### Short problem
Set the data down again, exactly as it reads, but without the pictures.
═══ Entries
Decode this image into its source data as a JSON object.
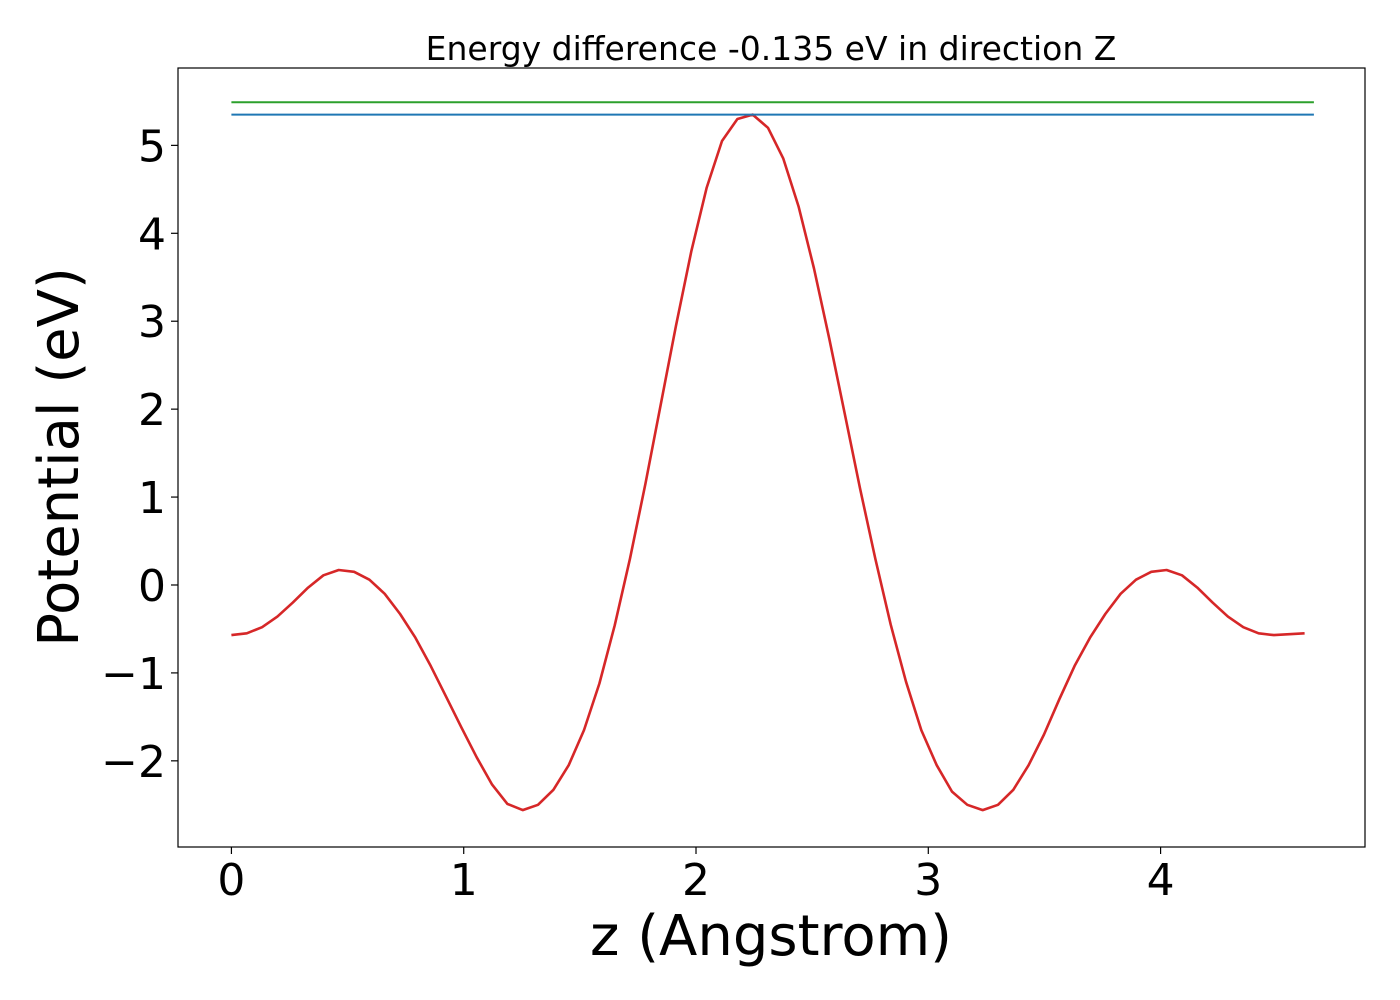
{
  "chart_data": {
    "type": "line",
    "title": "Energy difference -0.135 eV in direction Z",
    "xlabel": "z (Angstrom)",
    "ylabel": "Potential (eV)",
    "xlim": [
      -0.23,
      4.88
    ],
    "ylim": [
      -2.98,
      5.88
    ],
    "xticks": [
      0,
      1,
      2,
      3,
      4
    ],
    "yticks": [
      -2,
      -1,
      0,
      1,
      2,
      3,
      4,
      5
    ],
    "xtick_labels": [
      "0",
      "1",
      "2",
      "3",
      "4"
    ],
    "ytick_labels": [
      "−2",
      "−1",
      "0",
      "1",
      "2",
      "3",
      "4",
      "5"
    ],
    "grid": false,
    "legend": "none",
    "series": [
      {
        "color": "#d62728",
        "x": [
          0.0,
          0.066,
          0.132,
          0.198,
          0.264,
          0.33,
          0.396,
          0.462,
          0.528,
          0.594,
          0.66,
          0.726,
          0.792,
          0.858,
          0.924,
          0.99,
          1.056,
          1.122,
          1.188,
          1.254,
          1.32,
          1.386,
          1.452,
          1.518,
          1.584,
          1.65,
          1.716,
          1.782,
          1.848,
          1.914,
          1.98,
          2.046,
          2.112,
          2.178,
          2.244,
          2.31,
          2.376,
          2.442,
          2.508,
          2.574,
          2.64,
          2.706,
          2.772,
          2.838,
          2.904,
          2.97,
          3.036,
          3.102,
          3.168,
          3.234,
          3.3,
          3.366,
          3.432,
          3.498,
          3.564,
          3.63,
          3.696,
          3.762,
          3.828,
          3.894,
          3.96,
          4.026,
          4.092,
          4.158,
          4.224,
          4.29,
          4.356,
          4.422,
          4.488,
          4.554,
          4.62
        ],
        "y": [
          -0.57,
          -0.55,
          -0.48,
          -0.36,
          -0.2,
          -0.03,
          0.11,
          0.17,
          0.15,
          0.06,
          -0.1,
          -0.33,
          -0.6,
          -0.92,
          -1.27,
          -1.62,
          -1.96,
          -2.27,
          -2.49,
          -2.56,
          -2.5,
          -2.33,
          -2.05,
          -1.65,
          -1.12,
          -0.46,
          0.3,
          1.15,
          2.05,
          2.95,
          3.8,
          4.52,
          5.05,
          5.3,
          5.35,
          5.2,
          4.85,
          4.3,
          3.6,
          2.8,
          1.95,
          1.1,
          0.3,
          -0.45,
          -1.1,
          -1.65,
          -2.05,
          -2.35,
          -2.5,
          -2.56,
          -2.5,
          -2.33,
          -2.05,
          -1.7,
          -1.3,
          -0.92,
          -0.6,
          -0.33,
          -0.1,
          0.06,
          0.15,
          0.17,
          0.11,
          -0.03,
          -0.2,
          -0.36,
          -0.48,
          -0.55,
          -0.57,
          -0.56,
          -0.55
        ]
      },
      {
        "color": "#1f77b4",
        "x": [
          0.0,
          4.66
        ],
        "y": [
          5.35,
          5.35
        ]
      },
      {
        "color": "#2ca02c",
        "x": [
          0.0,
          4.66
        ],
        "y": [
          5.49,
          5.49
        ]
      }
    ]
  }
}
══════
### Answer for the task
Decode this image into its source data as a JSON object.
{
  "chart_data": {
    "type": "line",
    "title": "Energy difference -0.135 eV in direction Z",
    "xlabel": "z (Angstrom)",
    "ylabel": "Potential (eV)",
    "xlim": [
      -0.23,
      4.88
    ],
    "ylim": [
      -2.98,
      5.88
    ],
    "xticks": [
      0,
      1,
      2,
      3,
      4
    ],
    "yticks": [
      -2,
      -1,
      0,
      1,
      2,
      3,
      4,
      5
    ],
    "xtick_labels": [
      "0",
      "1",
      "2",
      "3",
      "4"
    ],
    "ytick_labels": [
      "−2",
      "−1",
      "0",
      "1",
      "2",
      "3",
      "4",
      "5"
    ],
    "grid": false,
    "legend": "none",
    "series": [
      {
        "color": "#d62728",
        "x": [
          0.0,
          0.066,
          0.132,
          0.198,
          0.264,
          0.33,
          0.396,
          0.462,
          0.528,
          0.594,
          0.66,
          0.726,
          0.792,
          0.858,
          0.924,
          0.99,
          1.056,
          1.122,
          1.188,
          1.254,
          1.32,
          1.386,
          1.452,
          1.518,
          1.584,
          1.65,
          1.716,
          1.782,
          1.848,
          1.914,
          1.98,
          2.046,
          2.112,
          2.178,
          2.244,
          2.31,
          2.376,
          2.442,
          2.508,
          2.574,
          2.64,
          2.706,
          2.772,
          2.838,
          2.904,
          2.97,
          3.036,
          3.102,
          3.168,
          3.234,
          3.3,
          3.366,
          3.432,
          3.498,
          3.564,
          3.63,
          3.696,
          3.762,
          3.828,
          3.894,
          3.96,
          4.026,
          4.092,
          4.158,
          4.224,
          4.29,
          4.356,
          4.422,
          4.488,
          4.554,
          4.62
        ],
        "y": [
          -0.57,
          -0.55,
          -0.48,
          -0.36,
          -0.2,
          -0.03,
          0.11,
          0.17,
          0.15,
          0.06,
          -0.1,
          -0.33,
          -0.6,
          -0.92,
          -1.27,
          -1.62,
          -1.96,
          -2.27,
          -2.49,
          -2.56,
          -2.5,
          -2.33,
          -2.05,
          -1.65,
          -1.12,
          -0.46,
          0.3,
          1.15,
          2.05,
          2.95,
          3.8,
          4.52,
          5.05,
          5.3,
          5.35,
          5.2,
          4.85,
          4.3,
          3.6,
          2.8,
          1.95,
          1.1,
          0.3,
          -0.45,
          -1.1,
          -1.65,
          -2.05,
          -2.35,
          -2.5,
          -2.56,
          -2.5,
          -2.33,
          -2.05,
          -1.7,
          -1.3,
          -0.92,
          -0.6,
          -0.33,
          -0.1,
          0.06,
          0.15,
          0.17,
          0.11,
          -0.03,
          -0.2,
          -0.36,
          -0.48,
          -0.55,
          -0.57,
          -0.56,
          -0.55
        ]
      },
      {
        "color": "#1f77b4",
        "x": [
          0.0,
          4.66
        ],
        "y": [
          5.35,
          5.35
        ]
      },
      {
        "color": "#2ca02c",
        "x": [
          0.0,
          4.66
        ],
        "y": [
          5.49,
          5.49
        ]
      }
    ]
  }
}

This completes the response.